═══ EXTRAIT DE LA PAGE

(journaldujura.ch)
Les assurés soupçonnés de fraude ne devraient pas pouvoir être surveillés sans l’autorisation d’un juge. Le comité contre la nouvelle loi, en votation le 25 novembre, a dénoncé lundi une surveillance arbitraire et un chèque en blanc donnés aux assurances.
(ats) Selon Kurt Pärli, professeur en droit social privé de l’Université de Bâle, « il faut se demander avant tout si les assurances sociales doivent surveiller ou si ce domaine ne devrait pas être exclusivement réservé à la police ».
« Si le législateur décide que les assurances sociales doivent avoir le droit de se mêler de la sphère privée des assurés par des surveillances, il est indispensable d’élaborer une loi bien réfléchie qui définisse les bases claires des modalités et limites de la surveillance », a-t-il poursuivi devant les médias à Berne. A ses yeux, le texte soumis au peuple ne remplit pas ces conditions.
Pour le professeur bâlois, la base légale n’est pas claire. Elle ne définit pas précisément si l’observation d’une personne n’est possible que sur son balcon ou si elle peut aller jusque dans l’appartement.
Pour le conseiller national Adrian Wüthrich (PS/BE), président de l’organisation syndicale Travail.Suisse, la nouvelle loi est un chèque en blanc donné aux assurances. Celles-ci pourraient décider elles-mêmes d’une surveillance et la confier à des détectives privés. Elles auraient toute latitude pour décider si la suspicion initiale suffit à justifier une surveillance.
L’expertise d’un juge ne serait pas nécessaire et aucun organe indépendant ne devrait vérifier si l’ingérence dans la sphère privée est justifiée ou non, a expliqué M. Wüthrich. Lors des débats parlementaires, la commission compétente avait décidé dans un premier temps que les assurances devaient obtenir l’autorisation d’un juge pour surveiller un assuré.
« Toutefois, après un lobbying intense de la caisse nationale d’assurance accident (SUVA) et de l’Association suisse d’assurance, cette même commission a changé d’avis lors de la séance suivante et supprimé cette disposition », dénonce le président de Travail.Suisse. L’autorisation d’un juge n’est ainsi requise que pour localiser des personnes à l’aide de traceurs GPS.

══════
═══ INFORMATIONS FOURNIES

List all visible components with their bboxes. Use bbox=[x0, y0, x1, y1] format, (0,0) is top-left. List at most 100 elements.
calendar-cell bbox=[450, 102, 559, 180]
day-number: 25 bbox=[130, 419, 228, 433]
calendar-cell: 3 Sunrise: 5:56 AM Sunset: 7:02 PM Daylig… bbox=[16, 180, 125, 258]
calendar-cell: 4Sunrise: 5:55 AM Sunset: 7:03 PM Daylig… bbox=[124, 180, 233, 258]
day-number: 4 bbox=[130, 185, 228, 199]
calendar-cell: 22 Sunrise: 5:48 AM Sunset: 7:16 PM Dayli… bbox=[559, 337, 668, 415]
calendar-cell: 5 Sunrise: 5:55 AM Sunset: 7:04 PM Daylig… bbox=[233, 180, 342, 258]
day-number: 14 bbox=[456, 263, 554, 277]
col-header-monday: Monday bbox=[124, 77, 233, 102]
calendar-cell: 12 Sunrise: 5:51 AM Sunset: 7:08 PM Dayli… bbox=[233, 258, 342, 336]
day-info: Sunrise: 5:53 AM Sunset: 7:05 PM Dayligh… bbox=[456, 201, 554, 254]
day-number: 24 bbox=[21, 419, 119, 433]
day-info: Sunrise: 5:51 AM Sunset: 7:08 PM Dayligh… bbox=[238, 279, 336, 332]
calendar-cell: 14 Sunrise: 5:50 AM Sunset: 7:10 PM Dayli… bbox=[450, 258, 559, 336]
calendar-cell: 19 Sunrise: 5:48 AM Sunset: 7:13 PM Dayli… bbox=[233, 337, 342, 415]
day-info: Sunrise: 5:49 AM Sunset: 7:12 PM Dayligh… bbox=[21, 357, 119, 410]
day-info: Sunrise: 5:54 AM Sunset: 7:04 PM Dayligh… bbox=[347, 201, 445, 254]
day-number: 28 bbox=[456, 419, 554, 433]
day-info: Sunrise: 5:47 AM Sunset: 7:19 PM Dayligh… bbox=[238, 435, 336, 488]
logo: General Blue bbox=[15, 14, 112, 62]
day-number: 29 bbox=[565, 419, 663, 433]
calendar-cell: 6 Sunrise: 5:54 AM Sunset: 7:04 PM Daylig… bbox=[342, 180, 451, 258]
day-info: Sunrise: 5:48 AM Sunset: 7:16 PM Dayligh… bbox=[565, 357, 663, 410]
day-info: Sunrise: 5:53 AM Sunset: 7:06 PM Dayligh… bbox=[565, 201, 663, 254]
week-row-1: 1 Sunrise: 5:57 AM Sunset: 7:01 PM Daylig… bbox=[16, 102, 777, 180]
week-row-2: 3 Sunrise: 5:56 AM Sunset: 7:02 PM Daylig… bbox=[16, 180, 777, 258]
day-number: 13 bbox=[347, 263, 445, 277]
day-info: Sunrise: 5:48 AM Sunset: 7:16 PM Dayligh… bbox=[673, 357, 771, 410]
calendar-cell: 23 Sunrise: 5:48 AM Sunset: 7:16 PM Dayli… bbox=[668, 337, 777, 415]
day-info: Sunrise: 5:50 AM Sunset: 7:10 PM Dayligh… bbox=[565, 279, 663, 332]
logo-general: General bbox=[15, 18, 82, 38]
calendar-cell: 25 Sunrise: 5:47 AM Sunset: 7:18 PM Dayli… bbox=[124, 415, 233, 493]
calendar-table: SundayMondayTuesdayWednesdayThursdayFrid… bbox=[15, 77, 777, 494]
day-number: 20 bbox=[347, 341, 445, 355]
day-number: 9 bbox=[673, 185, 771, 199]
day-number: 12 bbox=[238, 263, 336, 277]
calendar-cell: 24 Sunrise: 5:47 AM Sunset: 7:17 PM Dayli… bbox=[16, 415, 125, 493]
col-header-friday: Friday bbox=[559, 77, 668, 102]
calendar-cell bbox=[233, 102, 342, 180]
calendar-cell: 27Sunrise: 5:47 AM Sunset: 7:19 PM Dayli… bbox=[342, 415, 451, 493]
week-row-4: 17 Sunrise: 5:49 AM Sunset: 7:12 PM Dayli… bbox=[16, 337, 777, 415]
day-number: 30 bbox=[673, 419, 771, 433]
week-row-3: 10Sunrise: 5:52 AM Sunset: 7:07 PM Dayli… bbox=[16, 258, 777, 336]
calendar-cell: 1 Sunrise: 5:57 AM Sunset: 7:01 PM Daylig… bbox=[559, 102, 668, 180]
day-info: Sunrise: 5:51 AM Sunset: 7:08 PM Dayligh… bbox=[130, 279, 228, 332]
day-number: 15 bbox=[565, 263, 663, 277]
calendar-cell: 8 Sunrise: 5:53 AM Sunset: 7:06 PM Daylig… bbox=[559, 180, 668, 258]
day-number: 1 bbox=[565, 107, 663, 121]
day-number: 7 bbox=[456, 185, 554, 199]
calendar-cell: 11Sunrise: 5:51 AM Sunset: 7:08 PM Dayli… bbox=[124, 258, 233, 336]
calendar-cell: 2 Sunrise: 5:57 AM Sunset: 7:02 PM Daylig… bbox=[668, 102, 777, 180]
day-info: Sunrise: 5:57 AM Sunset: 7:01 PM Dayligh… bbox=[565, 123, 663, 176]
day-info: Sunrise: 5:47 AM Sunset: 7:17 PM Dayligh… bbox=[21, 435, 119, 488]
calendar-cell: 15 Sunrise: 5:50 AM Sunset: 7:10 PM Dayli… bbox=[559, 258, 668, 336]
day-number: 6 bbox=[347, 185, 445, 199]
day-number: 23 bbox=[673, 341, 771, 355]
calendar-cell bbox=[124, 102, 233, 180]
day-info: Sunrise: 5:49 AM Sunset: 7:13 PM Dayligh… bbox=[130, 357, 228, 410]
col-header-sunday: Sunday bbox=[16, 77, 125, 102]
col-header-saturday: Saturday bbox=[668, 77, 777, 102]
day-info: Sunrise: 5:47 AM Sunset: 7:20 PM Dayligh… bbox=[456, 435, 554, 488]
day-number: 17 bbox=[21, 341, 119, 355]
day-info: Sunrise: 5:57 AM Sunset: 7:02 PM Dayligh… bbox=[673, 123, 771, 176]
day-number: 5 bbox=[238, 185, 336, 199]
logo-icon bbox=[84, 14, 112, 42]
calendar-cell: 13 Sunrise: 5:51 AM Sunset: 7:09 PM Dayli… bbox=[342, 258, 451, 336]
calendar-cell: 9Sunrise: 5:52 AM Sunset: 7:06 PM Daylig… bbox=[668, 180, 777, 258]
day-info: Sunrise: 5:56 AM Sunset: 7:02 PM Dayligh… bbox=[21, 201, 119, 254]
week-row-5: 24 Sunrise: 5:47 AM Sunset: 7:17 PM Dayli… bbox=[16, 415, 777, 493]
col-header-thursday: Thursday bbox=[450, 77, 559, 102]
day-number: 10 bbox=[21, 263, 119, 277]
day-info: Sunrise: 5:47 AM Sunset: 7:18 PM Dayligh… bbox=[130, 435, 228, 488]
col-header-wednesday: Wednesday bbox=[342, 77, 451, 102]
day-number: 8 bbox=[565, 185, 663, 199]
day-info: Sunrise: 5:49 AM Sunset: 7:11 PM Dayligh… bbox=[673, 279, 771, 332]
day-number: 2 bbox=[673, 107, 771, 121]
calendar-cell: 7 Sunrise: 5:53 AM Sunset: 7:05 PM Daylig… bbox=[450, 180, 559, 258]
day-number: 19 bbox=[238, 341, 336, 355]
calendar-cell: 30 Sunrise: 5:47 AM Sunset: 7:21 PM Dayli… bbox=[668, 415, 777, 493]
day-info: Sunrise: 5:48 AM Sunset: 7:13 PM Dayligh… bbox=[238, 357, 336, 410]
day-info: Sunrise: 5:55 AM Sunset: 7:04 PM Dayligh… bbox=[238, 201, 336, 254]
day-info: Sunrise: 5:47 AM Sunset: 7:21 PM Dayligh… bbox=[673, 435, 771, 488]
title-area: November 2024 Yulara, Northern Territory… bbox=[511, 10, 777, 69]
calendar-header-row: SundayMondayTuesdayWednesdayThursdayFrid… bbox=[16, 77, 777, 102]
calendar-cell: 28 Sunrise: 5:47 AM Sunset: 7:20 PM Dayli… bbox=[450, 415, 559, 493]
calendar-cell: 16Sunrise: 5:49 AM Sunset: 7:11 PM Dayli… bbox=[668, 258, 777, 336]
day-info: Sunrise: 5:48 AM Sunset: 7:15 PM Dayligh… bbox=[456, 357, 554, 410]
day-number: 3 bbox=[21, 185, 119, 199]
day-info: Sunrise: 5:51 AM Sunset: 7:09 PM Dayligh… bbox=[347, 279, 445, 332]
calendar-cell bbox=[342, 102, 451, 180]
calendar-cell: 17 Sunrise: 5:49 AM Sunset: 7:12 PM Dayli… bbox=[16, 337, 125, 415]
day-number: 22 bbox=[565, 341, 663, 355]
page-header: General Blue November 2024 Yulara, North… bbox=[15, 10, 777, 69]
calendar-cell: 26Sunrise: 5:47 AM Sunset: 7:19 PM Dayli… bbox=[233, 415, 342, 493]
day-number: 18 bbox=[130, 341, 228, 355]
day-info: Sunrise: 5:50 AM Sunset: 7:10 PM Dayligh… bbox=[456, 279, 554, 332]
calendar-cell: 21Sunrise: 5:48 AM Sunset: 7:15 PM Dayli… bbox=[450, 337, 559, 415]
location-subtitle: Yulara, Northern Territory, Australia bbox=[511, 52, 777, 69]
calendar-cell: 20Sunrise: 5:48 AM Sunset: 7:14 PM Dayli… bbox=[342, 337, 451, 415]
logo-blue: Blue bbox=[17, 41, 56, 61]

══════

# [TÂCHE À RÉALISER]
Mettez à jour l'extrait sur la surveillance des assurés en le reprenant à partir de « (ats) Selon Kurt » et jusqu'à « pas ces conditions. », avec « caisses maladie » à la place de « assurances sociales ». Les entrées ne jouent aucun rôle dans ce travail.

# [RÉSULTAT DE LA TÂCHE]
(ats) Selon Kurt Pärli, professeur en droit social privé de l’Université de Bâle, « il faut se demander avant tout si les caisses maladie doivent surveiller ou si ce domaine ne devrait pas être exclusivement réservé à la police ».
« Si le législateur décide que les caisses maladie doivent avoir le droit de se mêler de la sphère privée des assurés par des surveillances, il est indispensable d’élaborer une loi bien réfléchie qui définisse les bases claires des modalités et limites de la surveillance », a-t-il poursuivi devant les médias à Berne. A ses yeux, le texte soumis au peuple ne remplit pas ces conditions.